** Text block **
———

Monomer (c) containing a free carboxyl group, ie a carboxyl group
other than those involved in the polymerisation reaction by which
the copolymer is formed, suitably comprises a copolymerisable
unsaturated carboxylic acid, and is preferably selected from
acrylic acid, methacrylic acid, maleic acid, and/or itaconic acid;
with acrylic acid and itaconic acid being particularly preferred.
The sulphonic acid group monomer (d) may be present as the free
acid and/or a salt thereof, for example as the ammonium,
substituted ammonium, or an alkali metal, such as lithium, sodium
or potassium, salt. The sulphonate group does not participate in
the polymerisation reaction by which the adherent copolymer resin
is formed. The sulphonic acid group monomer is preferably aromatic,
and more preferably is p-styrene sulphonic acid and/or a salt
thereof.
[0054] The weight average molecular weight of the acrylic resin can
vary over a wide range but is preferably in the range from 10,000
to 10,000,000, and more preferably 50,000 to 200,000.
[0055] The acrylic resin component of the ink-receptive layer
preferably comprises at least 30%, more preferably in the range
from 40 to 99%, particularly 50 to 85%, and especially 70 to 80% by
weight relative to the total weight of the ink-receptive layer. The
acrylic resin is generally water-insoluble. The ink-receptive
coating composition including the water-insoluble acrylic resin may
nevertheless be applied to the polyester film substrate as an
aqueous dispersion.

———

** Dataset content **
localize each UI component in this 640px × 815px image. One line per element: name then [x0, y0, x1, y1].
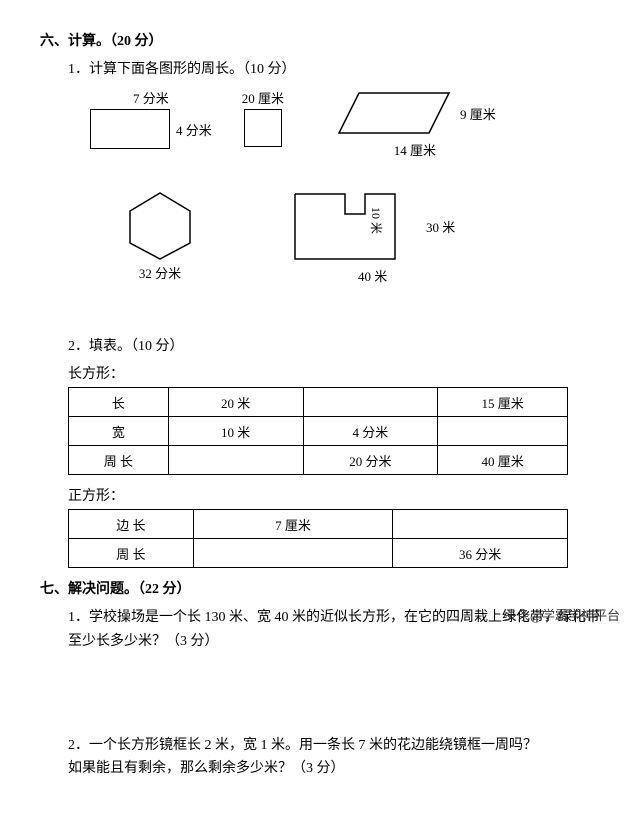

———

** Challenge **
Write down the part of the passage on the acrylic resin coating starting with "The sulphonic acid group monomer (d)" and going on through "50,000 to 200,000.", word for word. The material comes from a different source than the text.

** Answer **
The sulphonic acid group monomer (d) may be present as the free
acid and/or a salt thereof, for example as the ammonium,
substituted ammonium, or an alkali metal, such as lithium, sodium
or potassium, salt. The sulphonate group does not participate in
the polymerisation reaction by which the adherent copolymer resin
is formed. The sulphonic acid group monomer is preferably aromatic,
and more preferably is p-styrene sulphonic acid and/or a salt
thereof.
[0054] The weight average molecular weight of the acrylic resin can
vary over a wide range but is preferably in the range from 10,000
to 10,000,000, and more preferably 50,000 to 200,000.